:: PROBLEM REQUIREMENTS ::
In the data that follows, count the lines in which the word "title" occurs, and report that figure alone.

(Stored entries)
■ ■ ■ ■
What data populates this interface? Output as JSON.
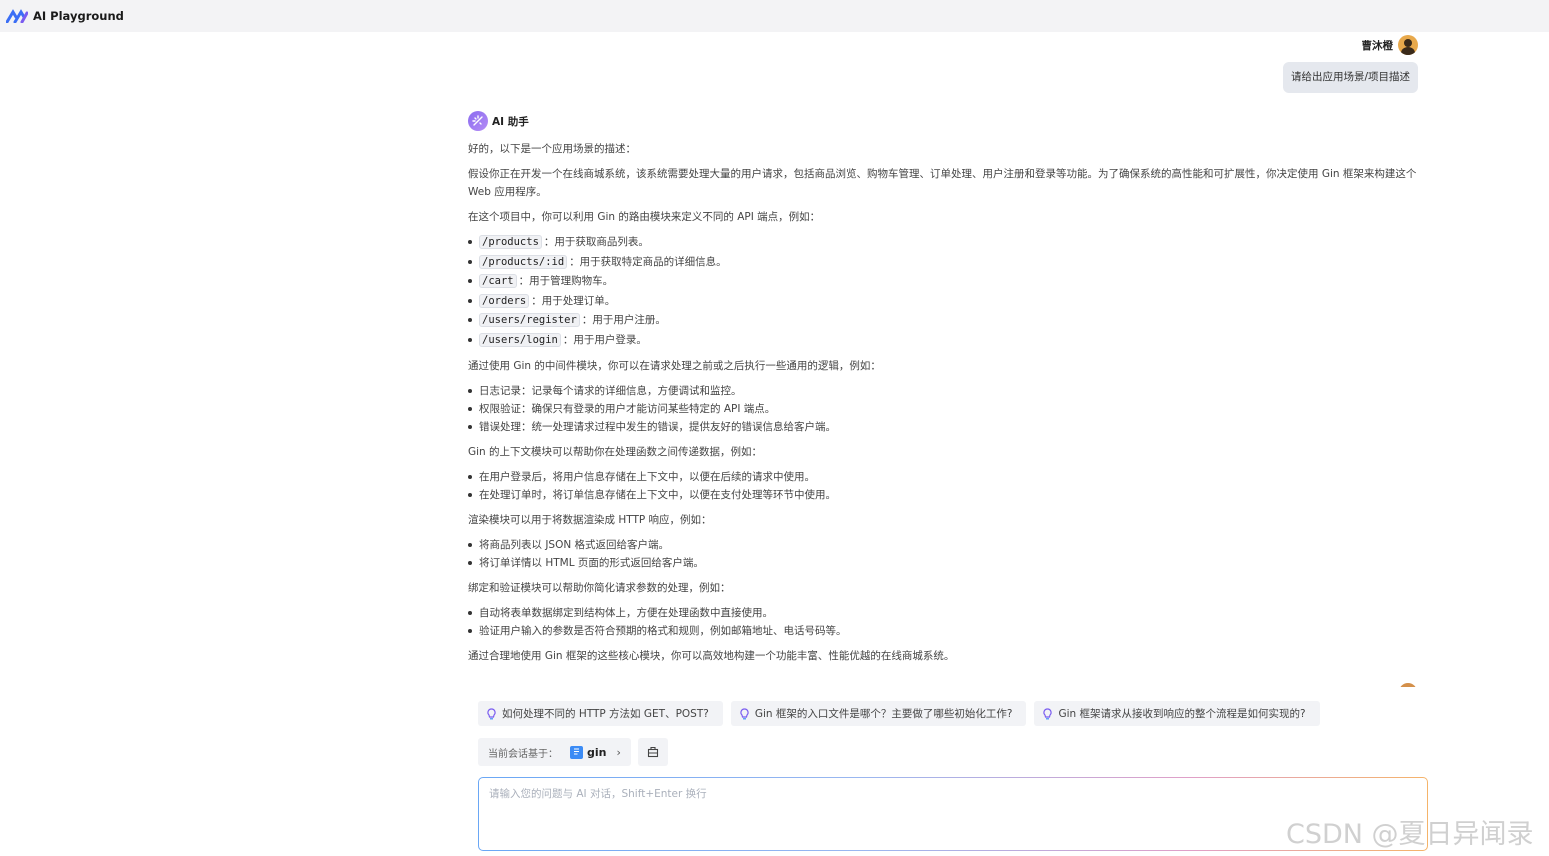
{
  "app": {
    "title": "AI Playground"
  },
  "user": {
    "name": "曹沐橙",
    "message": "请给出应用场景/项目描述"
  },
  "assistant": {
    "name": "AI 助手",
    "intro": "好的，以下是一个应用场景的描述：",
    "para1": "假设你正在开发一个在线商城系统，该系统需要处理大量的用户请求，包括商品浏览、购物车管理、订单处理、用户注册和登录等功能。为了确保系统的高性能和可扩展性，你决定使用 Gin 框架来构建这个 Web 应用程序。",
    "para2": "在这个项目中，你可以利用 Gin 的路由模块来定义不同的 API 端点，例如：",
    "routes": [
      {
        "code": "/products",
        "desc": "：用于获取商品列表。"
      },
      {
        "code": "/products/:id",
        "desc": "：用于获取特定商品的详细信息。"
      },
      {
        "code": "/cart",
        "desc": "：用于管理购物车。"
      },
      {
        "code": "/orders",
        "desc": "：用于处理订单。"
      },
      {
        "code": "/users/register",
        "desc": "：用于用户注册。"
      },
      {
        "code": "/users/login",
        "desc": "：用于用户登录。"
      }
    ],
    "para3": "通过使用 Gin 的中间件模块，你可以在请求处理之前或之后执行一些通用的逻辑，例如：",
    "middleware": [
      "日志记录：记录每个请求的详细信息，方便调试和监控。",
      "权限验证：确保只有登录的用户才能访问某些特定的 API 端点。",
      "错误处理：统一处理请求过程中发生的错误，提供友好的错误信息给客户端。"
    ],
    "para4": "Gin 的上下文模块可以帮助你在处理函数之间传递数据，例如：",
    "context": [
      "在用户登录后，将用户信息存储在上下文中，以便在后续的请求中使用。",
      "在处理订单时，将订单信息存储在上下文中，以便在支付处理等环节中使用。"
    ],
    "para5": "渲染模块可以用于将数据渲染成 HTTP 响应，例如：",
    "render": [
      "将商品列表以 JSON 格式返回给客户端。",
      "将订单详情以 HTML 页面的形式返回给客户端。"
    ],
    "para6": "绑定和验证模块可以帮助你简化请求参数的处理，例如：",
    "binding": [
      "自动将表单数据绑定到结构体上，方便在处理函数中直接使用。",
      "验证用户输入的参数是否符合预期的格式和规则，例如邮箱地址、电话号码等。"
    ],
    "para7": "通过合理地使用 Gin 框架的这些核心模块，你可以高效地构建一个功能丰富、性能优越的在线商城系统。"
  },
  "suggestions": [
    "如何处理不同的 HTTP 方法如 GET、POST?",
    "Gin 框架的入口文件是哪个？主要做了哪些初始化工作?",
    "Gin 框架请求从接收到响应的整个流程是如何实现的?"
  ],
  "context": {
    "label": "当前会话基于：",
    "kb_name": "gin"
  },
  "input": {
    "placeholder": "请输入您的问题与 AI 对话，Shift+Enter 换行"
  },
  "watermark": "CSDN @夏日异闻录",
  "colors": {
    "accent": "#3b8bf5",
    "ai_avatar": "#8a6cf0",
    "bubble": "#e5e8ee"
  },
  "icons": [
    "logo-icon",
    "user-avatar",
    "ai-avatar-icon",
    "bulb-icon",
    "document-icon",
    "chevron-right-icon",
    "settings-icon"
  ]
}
■ ■ ■ ■
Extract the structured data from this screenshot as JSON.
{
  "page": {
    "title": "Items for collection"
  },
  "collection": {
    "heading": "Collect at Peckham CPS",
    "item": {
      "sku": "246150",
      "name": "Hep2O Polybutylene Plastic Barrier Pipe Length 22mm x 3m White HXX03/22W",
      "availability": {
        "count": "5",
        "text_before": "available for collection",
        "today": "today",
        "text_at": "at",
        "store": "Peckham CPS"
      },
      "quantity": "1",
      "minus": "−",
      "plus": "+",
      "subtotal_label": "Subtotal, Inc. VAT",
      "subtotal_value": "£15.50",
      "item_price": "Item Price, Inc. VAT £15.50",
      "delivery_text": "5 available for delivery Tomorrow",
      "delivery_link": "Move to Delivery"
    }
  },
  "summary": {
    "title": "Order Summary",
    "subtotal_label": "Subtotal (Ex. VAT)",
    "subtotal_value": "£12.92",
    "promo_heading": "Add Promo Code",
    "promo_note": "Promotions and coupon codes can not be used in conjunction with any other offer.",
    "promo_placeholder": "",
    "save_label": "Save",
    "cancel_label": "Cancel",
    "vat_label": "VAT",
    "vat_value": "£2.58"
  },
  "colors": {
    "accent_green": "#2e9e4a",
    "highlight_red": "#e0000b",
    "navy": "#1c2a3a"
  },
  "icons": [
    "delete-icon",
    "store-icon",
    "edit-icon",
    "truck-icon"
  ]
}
■ ■ ■ ■
:: WRITTEN REPLY ::
3